◆ PAGE EXCERPT ◆
........

Dashavatar is a 2008 animated film based on the ten incarnations of Lord Vishnu.

The film is produced by Vimal Shah under the banner of Phoebus Media. It is directed by Bhavik Thakore. Music is by Anand Kurhekar with lyrics by Sandeep Khare. The movie centers on the ten incarnations of Lord Vishnu as seen by two children. Dashavatar was released in cinemas in India on 13 June 2008.

Plot 
The story is focused in two children that are traveling through time to see the Avatars of Lord Vishnu from Narad Muni's point of view.

At the start of the movie, we see criminals attempting to kidnap the two children. After the sister prays to a statue of Lord Krishna, they are saved and Narad Muni appears to them. Then after saying an incantation are taken back in time to see the story of several Avatars of Lord Vishnu.

........

◆ DATA SECTION ◆

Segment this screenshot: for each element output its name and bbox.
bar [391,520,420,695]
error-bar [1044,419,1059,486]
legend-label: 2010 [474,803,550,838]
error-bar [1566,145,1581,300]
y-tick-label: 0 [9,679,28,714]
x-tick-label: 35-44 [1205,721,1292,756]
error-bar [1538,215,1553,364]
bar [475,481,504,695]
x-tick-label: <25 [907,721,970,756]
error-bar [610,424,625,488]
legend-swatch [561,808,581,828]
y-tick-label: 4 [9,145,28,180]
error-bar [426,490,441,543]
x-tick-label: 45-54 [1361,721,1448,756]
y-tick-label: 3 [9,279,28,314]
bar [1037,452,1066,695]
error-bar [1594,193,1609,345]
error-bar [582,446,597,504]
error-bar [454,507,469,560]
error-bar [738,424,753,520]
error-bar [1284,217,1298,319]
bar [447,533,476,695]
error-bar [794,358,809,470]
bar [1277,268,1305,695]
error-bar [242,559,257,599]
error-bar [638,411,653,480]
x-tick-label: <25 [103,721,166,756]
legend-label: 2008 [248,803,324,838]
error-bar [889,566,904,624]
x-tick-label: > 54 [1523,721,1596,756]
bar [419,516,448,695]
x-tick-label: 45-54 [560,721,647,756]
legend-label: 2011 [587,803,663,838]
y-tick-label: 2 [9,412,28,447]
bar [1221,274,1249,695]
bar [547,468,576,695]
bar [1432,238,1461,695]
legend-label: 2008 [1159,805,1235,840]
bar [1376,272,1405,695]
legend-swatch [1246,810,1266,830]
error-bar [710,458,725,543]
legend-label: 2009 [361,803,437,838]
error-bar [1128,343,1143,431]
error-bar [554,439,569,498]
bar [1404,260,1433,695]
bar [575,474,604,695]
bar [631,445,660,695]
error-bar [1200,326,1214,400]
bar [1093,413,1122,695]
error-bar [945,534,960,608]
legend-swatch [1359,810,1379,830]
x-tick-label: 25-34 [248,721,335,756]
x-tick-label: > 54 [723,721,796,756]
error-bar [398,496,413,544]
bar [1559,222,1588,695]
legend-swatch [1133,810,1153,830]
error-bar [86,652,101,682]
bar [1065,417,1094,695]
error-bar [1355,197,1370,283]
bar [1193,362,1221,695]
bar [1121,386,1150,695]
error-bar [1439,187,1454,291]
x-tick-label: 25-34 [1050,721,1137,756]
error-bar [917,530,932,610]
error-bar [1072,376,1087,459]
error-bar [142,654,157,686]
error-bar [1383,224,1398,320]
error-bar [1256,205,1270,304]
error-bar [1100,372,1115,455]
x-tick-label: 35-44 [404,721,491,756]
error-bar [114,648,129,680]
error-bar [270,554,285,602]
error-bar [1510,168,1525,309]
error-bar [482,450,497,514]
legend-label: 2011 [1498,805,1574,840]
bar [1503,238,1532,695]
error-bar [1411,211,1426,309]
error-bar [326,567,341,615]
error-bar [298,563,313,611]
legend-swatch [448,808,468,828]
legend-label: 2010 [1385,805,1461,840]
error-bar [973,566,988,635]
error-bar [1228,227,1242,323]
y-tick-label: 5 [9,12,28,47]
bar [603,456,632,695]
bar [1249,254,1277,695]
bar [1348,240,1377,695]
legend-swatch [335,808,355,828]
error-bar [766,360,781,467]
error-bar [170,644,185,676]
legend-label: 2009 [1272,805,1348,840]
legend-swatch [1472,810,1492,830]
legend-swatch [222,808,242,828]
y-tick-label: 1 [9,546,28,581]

........

◆ JOB ◆
Extend the summary of the 2008 animated film Dashavatar above, picking up after its last sentence.

◆ OUTPUT ◆
The Avatars 
1 Matsya the Fish.
2 Kurma the Tortoise.
3 Varaha the Boar.
4 Narasimha the Half man and Half lion.
5 Vamana the Dwarf.
6 Parashurama the Warrior-sage.
7 Rama the Prince.
8 Krishna the Cowherd prince.
9 Buddha the historical Buddha.
10 Kalki the Avatar of the Future.

Cast 
 Tarun khanna/Sachin Khedekar  — Lord Vishnu
 Shreyas Talpade — Narad
 Rupali Ganguly — Apsara
 Vinay Apte — Kans
 Shishir Sharma — Bali Raja
 Ashish Vidyarthi — Hiranakshyapu
 Keneth Desai  — Lord Indra
 Vatsala M Sharma   - Aarti

Soundtrack

The film's music was composed by Anand Kurhekar and Released by T-Series. All Lyrics were Penned by Sandeep Khare.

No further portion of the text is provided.